Exercise aim: State the number of lines that include the string "SWEDISH", and write nothing else.

Items from a figure collection
>>>>>

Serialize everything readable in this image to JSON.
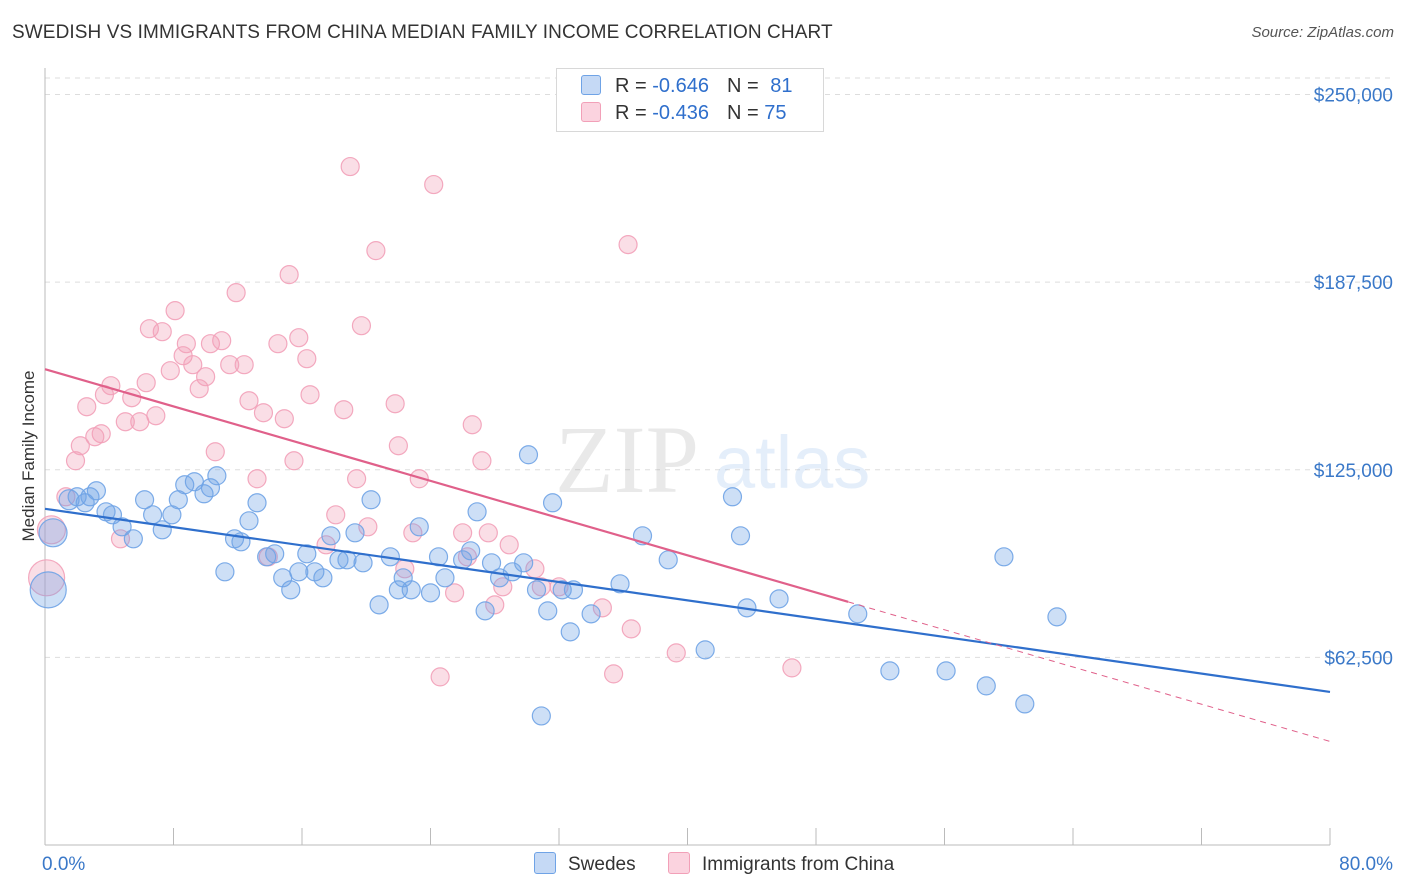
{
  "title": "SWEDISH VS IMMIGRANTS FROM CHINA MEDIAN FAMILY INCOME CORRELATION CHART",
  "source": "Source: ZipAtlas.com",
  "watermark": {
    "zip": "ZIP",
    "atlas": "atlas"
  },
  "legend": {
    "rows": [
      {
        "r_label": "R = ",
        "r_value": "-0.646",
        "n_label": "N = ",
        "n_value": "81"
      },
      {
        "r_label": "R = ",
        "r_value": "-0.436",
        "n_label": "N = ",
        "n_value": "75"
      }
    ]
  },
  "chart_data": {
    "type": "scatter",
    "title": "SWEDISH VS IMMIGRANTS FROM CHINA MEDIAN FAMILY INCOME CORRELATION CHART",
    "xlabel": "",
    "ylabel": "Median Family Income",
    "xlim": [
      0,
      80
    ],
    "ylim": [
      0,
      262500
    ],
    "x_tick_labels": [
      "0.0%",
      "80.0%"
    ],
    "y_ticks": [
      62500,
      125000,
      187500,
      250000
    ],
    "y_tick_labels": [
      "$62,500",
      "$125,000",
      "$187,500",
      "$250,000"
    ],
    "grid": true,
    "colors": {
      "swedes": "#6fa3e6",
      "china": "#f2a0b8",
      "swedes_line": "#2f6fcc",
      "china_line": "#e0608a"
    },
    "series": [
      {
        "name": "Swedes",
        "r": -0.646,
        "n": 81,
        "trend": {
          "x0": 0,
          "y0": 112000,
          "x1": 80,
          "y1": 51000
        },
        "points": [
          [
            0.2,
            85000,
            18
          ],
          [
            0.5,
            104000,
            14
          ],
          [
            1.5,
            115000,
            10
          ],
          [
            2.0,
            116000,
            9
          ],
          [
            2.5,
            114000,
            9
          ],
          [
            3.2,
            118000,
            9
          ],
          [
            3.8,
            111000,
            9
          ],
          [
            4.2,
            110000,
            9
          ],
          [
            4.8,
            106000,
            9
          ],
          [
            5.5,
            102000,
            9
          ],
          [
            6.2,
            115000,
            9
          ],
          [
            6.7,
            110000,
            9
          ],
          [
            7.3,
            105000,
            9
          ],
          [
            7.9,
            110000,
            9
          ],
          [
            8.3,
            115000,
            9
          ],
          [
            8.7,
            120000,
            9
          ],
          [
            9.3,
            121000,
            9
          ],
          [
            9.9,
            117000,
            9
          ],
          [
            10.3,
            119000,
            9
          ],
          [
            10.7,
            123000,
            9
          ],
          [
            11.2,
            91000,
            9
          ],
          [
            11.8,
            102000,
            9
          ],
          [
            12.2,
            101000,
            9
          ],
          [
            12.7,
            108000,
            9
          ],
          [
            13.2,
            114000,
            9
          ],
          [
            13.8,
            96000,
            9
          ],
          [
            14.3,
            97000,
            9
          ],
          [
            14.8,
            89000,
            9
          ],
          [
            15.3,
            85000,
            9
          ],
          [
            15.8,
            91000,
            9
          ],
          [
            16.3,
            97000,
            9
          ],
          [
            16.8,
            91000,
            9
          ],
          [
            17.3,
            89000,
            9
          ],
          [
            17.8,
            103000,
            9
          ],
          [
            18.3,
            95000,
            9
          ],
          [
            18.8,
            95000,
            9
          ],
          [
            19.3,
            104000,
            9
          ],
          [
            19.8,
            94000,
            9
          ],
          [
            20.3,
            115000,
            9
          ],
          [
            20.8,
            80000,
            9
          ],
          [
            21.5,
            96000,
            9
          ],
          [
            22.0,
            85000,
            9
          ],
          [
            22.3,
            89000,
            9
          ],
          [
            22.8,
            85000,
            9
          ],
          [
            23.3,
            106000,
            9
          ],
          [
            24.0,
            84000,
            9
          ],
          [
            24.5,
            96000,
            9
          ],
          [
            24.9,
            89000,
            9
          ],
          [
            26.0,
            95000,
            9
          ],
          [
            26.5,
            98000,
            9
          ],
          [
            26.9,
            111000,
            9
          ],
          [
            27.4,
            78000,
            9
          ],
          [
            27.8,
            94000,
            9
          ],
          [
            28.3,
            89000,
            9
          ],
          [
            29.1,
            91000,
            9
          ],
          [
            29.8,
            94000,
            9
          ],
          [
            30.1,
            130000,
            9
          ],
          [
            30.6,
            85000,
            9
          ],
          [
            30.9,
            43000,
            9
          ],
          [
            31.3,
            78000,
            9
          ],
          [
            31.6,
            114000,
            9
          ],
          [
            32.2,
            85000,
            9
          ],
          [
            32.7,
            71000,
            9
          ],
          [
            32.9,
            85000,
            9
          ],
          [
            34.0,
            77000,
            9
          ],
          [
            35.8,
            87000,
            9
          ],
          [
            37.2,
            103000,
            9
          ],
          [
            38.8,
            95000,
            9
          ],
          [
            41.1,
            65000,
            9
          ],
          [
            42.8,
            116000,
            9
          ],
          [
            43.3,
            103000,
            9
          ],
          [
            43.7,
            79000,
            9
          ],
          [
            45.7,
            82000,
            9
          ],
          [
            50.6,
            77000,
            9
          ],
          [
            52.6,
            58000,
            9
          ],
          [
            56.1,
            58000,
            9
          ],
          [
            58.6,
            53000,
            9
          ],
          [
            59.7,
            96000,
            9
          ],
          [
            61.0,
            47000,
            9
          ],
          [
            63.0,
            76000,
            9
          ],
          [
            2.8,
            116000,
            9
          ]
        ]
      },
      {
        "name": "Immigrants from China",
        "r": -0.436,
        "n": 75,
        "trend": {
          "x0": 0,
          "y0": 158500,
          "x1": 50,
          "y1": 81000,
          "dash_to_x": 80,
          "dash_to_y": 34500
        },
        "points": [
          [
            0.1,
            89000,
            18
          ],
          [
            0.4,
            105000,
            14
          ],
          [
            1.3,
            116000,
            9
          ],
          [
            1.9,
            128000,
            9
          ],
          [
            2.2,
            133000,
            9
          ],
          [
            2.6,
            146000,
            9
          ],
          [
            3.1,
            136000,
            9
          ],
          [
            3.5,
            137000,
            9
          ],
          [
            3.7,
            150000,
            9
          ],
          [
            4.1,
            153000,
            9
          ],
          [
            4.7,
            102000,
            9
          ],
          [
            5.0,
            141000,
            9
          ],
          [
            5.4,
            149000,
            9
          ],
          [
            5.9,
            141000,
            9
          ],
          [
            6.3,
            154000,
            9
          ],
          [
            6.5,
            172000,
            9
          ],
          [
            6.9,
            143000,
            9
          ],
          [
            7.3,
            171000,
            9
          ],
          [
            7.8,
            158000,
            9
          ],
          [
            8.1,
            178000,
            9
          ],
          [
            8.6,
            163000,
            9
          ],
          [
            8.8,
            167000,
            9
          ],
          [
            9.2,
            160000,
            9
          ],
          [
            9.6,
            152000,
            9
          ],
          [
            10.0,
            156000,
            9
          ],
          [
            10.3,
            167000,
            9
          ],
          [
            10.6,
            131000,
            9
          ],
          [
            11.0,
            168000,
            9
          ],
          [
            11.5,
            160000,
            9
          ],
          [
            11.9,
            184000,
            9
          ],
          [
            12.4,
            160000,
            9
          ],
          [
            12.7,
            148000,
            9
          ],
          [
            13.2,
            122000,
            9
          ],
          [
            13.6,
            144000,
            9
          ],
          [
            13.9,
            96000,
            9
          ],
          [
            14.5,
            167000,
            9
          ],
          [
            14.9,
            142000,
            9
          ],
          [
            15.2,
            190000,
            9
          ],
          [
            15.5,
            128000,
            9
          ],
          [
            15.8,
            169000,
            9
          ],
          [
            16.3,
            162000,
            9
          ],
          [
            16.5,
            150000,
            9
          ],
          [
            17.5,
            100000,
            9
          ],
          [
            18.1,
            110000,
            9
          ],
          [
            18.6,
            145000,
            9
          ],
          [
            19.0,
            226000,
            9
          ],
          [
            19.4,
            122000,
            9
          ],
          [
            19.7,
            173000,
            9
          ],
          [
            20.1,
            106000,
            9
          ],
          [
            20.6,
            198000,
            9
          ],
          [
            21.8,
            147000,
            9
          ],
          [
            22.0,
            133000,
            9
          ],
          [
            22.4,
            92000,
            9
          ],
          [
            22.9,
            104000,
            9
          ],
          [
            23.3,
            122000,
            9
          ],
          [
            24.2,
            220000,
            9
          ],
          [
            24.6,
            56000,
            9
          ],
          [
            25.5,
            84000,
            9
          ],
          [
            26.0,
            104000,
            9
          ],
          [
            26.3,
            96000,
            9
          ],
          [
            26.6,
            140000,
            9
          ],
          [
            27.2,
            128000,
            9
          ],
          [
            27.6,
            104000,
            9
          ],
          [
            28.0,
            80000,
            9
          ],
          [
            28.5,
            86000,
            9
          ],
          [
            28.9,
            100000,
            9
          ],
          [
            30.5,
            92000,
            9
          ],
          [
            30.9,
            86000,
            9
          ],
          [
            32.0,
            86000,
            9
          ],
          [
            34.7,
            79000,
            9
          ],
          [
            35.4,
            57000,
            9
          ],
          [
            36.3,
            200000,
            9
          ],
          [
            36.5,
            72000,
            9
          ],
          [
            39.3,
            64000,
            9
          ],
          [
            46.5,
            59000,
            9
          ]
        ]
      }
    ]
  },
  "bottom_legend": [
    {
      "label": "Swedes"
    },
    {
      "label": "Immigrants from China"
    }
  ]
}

<<<<<

Task solution: 2